What to produce. Your task is to copy every line of the entries that contains "after".

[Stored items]
[BEGIN]

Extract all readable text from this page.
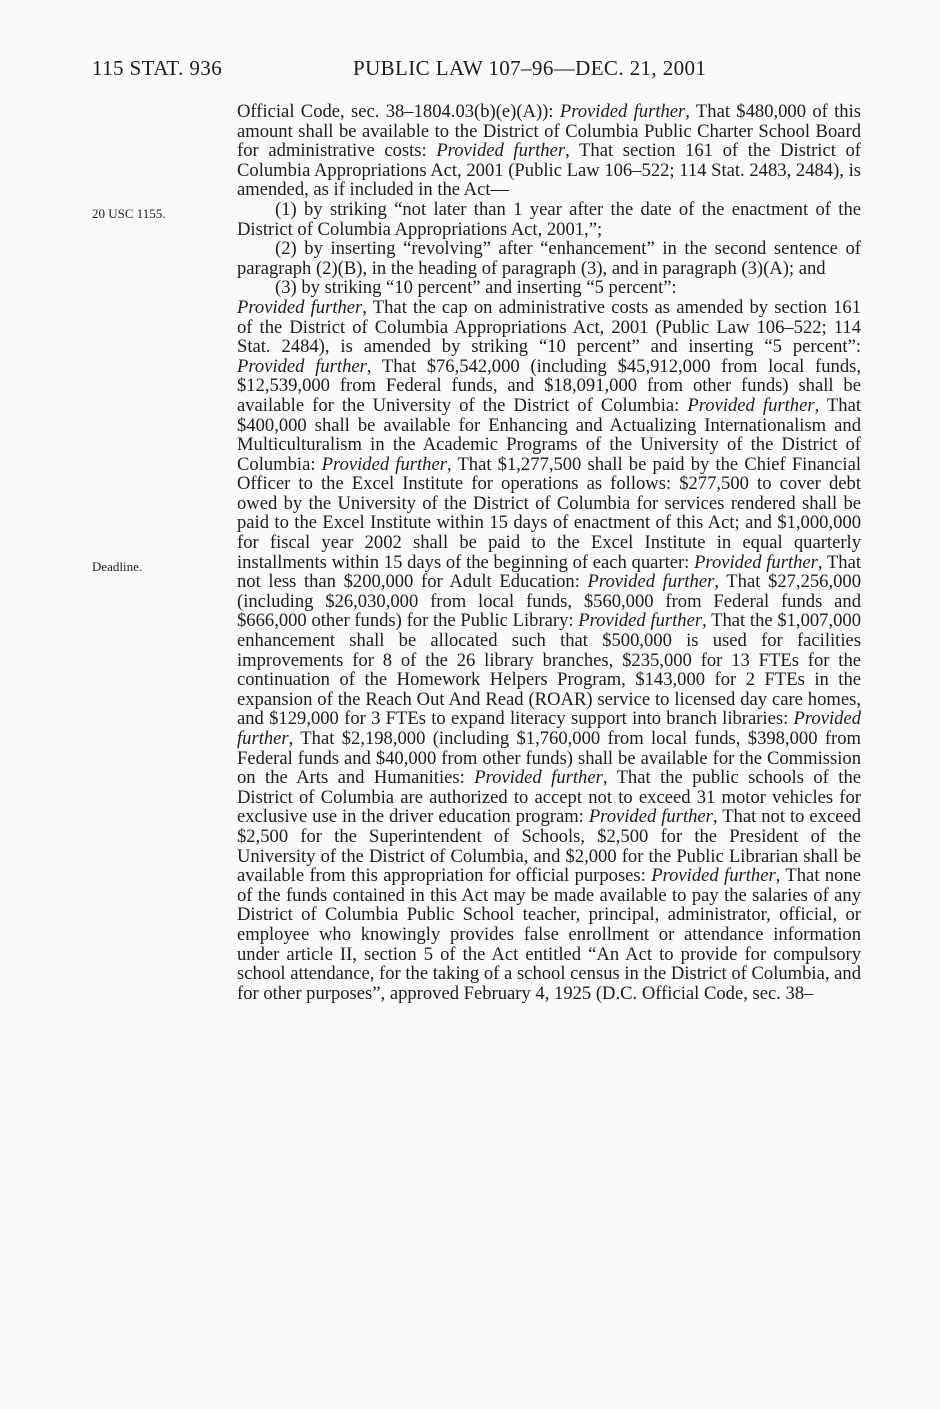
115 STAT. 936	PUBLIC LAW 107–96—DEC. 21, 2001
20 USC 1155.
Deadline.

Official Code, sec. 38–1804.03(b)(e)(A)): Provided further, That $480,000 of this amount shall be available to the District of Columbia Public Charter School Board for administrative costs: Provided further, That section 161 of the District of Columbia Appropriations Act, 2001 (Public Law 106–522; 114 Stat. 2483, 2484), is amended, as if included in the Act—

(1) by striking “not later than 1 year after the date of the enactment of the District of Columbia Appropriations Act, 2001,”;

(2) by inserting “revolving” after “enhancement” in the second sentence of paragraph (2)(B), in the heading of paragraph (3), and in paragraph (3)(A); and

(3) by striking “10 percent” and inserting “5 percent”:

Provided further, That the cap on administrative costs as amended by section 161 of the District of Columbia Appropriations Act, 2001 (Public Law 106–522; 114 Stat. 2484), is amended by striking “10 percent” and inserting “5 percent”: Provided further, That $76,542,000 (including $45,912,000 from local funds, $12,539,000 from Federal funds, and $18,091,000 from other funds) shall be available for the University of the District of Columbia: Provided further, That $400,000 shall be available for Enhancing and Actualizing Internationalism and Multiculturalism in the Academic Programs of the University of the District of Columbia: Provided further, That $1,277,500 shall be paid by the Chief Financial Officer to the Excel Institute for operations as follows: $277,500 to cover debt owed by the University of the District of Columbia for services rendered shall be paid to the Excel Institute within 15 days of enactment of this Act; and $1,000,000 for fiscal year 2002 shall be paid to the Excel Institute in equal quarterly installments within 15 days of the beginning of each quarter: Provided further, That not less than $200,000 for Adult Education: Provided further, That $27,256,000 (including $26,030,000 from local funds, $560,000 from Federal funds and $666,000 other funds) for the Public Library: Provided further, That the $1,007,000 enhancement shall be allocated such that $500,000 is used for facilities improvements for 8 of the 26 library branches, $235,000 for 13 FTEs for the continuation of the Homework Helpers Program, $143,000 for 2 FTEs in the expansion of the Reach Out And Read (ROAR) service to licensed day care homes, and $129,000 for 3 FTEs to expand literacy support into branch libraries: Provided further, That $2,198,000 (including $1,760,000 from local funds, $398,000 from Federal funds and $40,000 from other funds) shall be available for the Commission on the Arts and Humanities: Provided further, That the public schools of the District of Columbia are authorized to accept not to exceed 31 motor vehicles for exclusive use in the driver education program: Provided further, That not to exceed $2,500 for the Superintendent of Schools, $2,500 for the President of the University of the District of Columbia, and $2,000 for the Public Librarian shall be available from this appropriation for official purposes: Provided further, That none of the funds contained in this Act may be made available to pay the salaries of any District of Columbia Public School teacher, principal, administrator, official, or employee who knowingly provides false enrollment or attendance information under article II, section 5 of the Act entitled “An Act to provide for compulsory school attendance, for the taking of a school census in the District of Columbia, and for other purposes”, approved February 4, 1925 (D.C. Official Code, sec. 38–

[END]

Full solution.
(1) by striking “not later than 1 year after the date of the enactment of the District of Columbia Appropriations Act, 2001,”;
(2) by inserting “revolving” after “enhancement” in the second sentence of paragraph (2)(B), in the heading of paragraph (3), and in paragraph (3)(A); and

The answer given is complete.